Goal
Give back the full listing, character for character, with no pictures.

Stored data entries
--- START ---

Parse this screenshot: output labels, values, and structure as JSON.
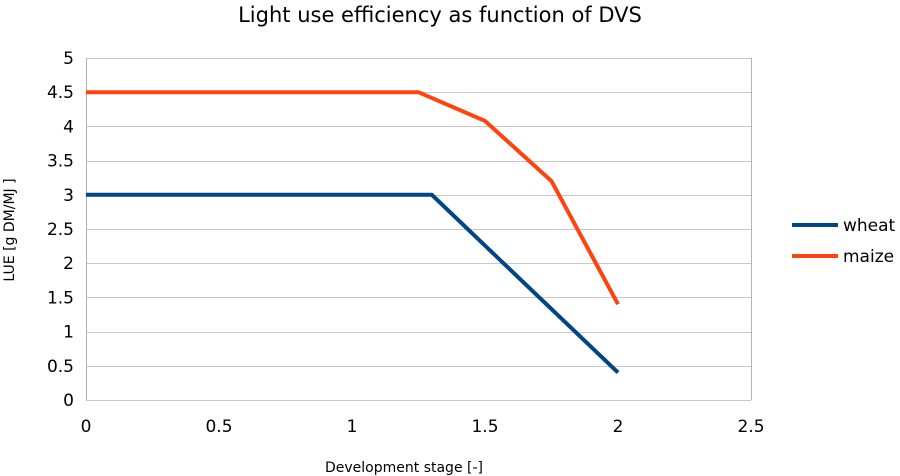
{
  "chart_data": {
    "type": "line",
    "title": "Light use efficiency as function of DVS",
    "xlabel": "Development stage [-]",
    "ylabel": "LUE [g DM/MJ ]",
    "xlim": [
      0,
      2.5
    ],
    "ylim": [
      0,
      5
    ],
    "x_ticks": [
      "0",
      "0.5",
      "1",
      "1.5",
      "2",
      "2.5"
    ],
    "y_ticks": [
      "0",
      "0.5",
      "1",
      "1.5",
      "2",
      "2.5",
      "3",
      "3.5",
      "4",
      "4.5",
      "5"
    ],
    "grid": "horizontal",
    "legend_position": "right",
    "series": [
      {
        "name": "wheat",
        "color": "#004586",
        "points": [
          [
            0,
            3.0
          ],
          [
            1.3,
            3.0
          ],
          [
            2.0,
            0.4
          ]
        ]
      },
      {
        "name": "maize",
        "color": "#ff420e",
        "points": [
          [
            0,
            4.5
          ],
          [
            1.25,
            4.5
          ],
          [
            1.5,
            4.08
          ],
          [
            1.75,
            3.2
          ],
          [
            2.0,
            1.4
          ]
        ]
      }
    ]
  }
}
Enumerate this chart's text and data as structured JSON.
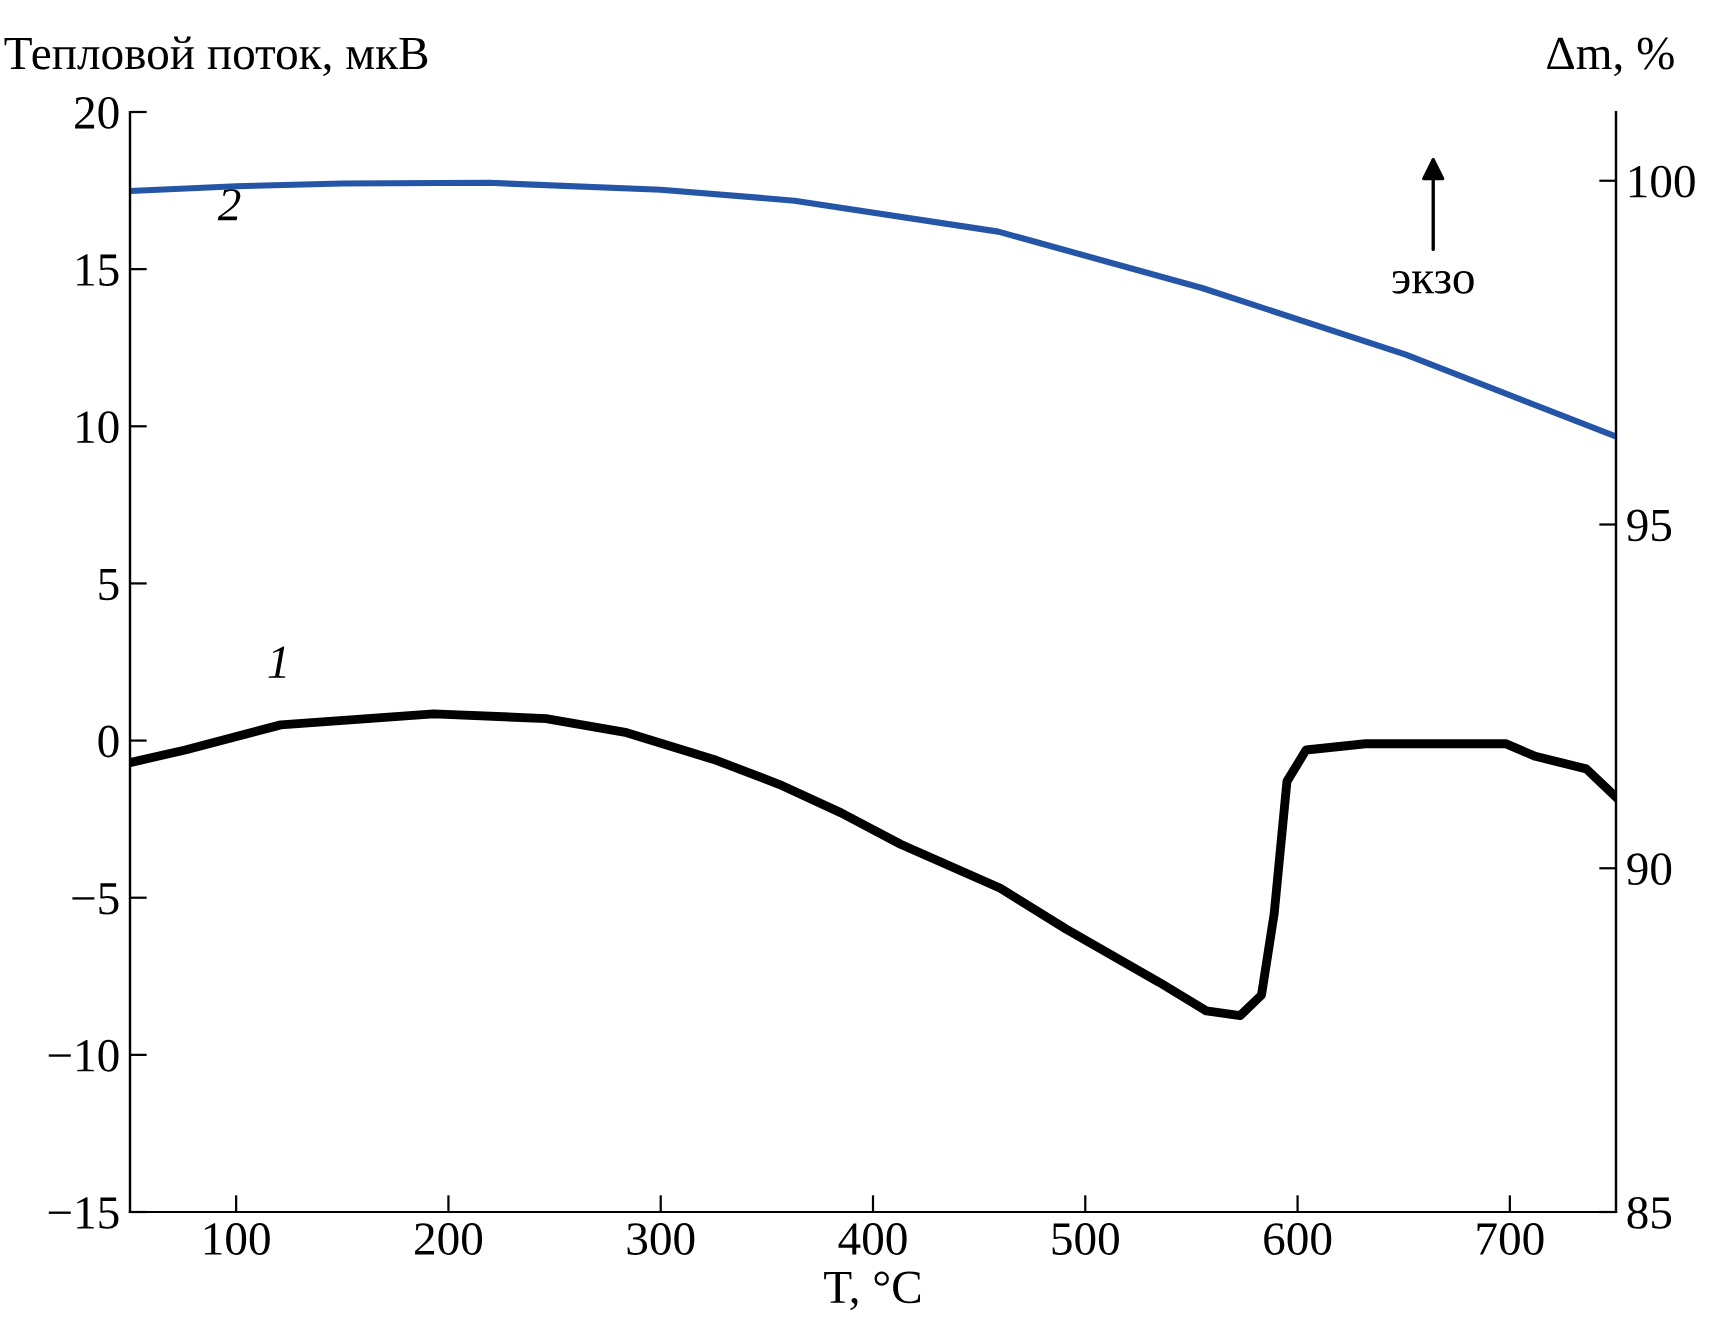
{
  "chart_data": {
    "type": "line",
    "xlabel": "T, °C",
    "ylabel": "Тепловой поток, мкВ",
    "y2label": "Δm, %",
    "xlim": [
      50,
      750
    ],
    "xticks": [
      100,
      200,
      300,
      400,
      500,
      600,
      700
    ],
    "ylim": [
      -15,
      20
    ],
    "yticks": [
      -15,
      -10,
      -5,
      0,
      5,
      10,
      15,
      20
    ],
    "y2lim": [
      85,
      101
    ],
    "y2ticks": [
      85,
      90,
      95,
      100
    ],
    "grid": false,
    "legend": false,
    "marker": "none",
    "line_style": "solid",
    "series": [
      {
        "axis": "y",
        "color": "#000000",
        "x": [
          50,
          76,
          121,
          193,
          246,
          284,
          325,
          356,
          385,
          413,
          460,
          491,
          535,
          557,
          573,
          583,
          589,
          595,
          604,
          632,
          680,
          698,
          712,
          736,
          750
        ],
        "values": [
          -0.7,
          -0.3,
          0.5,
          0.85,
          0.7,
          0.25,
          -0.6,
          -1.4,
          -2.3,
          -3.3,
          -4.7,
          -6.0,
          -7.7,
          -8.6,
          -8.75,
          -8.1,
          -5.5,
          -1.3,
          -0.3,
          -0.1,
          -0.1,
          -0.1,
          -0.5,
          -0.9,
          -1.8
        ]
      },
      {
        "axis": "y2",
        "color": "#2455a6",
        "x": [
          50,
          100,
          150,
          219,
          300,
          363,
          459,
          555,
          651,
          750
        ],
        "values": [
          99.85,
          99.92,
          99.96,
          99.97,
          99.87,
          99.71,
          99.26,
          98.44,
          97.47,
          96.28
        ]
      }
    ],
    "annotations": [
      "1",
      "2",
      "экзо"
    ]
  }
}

--- END ---

Result for this task
Parse this screenshot: output labels, values, and structure as JSON.
{
  "chart_data": {
    "type": "line",
    "title": "Light use efficiency as function of DVS",
    "xlabel": "Development stage [-]",
    "ylabel": "LUE [g DM/MJ ]",
    "xlim": [
      0,
      2.5
    ],
    "ylim": [
      0,
      5
    ],
    "x_ticks": [
      "0",
      "0.5",
      "1",
      "1.5",
      "2",
      "2.5"
    ],
    "y_ticks": [
      "0",
      "0.5",
      "1",
      "1.5",
      "2",
      "2.5",
      "3",
      "3.5",
      "4",
      "4.5",
      "5"
    ],
    "grid": "horizontal",
    "legend_position": "right",
    "series": [
      {
        "name": "wheat",
        "color": "#004586",
        "points": [
          [
            0,
            3.0
          ],
          [
            1.3,
            3.0
          ],
          [
            2.0,
            0.4
          ]
        ]
      },
      {
        "name": "maize",
        "color": "#ff420e",
        "points": [
          [
            0,
            4.5
          ],
          [
            1.25,
            4.5
          ],
          [
            1.5,
            4.08
          ],
          [
            1.75,
            3.2
          ],
          [
            2.0,
            1.4
          ]
        ]
      }
    ]
  }
}
Enumerate this chart's text and data as structured JSON.
{
  "chart_data": {
    "type": "line",
    "xlabel": "T, °C",
    "ylabel": "Тепловой поток, мкВ",
    "y2label": "Δm, %",
    "xlim": [
      50,
      750
    ],
    "xticks": [
      100,
      200,
      300,
      400,
      500,
      600,
      700
    ],
    "ylim": [
      -15,
      20
    ],
    "yticks": [
      -15,
      -10,
      -5,
      0,
      5,
      10,
      15,
      20
    ],
    "y2lim": [
      85,
      101
    ],
    "y2ticks": [
      85,
      90,
      95,
      100
    ],
    "grid": false,
    "legend": false,
    "marker": "none",
    "line_style": "solid",
    "series": [
      {
        "axis": "y",
        "color": "#000000",
        "x": [
          50,
          76,
          121,
          193,
          246,
          284,
          325,
          356,
          385,
          413,
          460,
          491,
          535,
          557,
          573,
          583,
          589,
          595,
          604,
          632,
          680,
          698,
          712,
          736,
          750
        ],
        "values": [
          -0.7,
          -0.3,
          0.5,
          0.85,
          0.7,
          0.25,
          -0.6,
          -1.4,
          -2.3,
          -3.3,
          -4.7,
          -6.0,
          -7.7,
          -8.6,
          -8.75,
          -8.1,
          -5.5,
          -1.3,
          -0.3,
          -0.1,
          -0.1,
          -0.1,
          -0.5,
          -0.9,
          -1.8
        ]
      },
      {
        "axis": "y2",
        "color": "#2455a6",
        "x": [
          50,
          100,
          150,
          219,
          300,
          363,
          459,
          555,
          651,
          750
        ],
        "values": [
          99.85,
          99.92,
          99.96,
          99.97,
          99.87,
          99.71,
          99.26,
          98.44,
          97.47,
          96.28
        ]
      }
    ],
    "annotations": [
      "1",
      "2",
      "экзо"
    ]
  }
}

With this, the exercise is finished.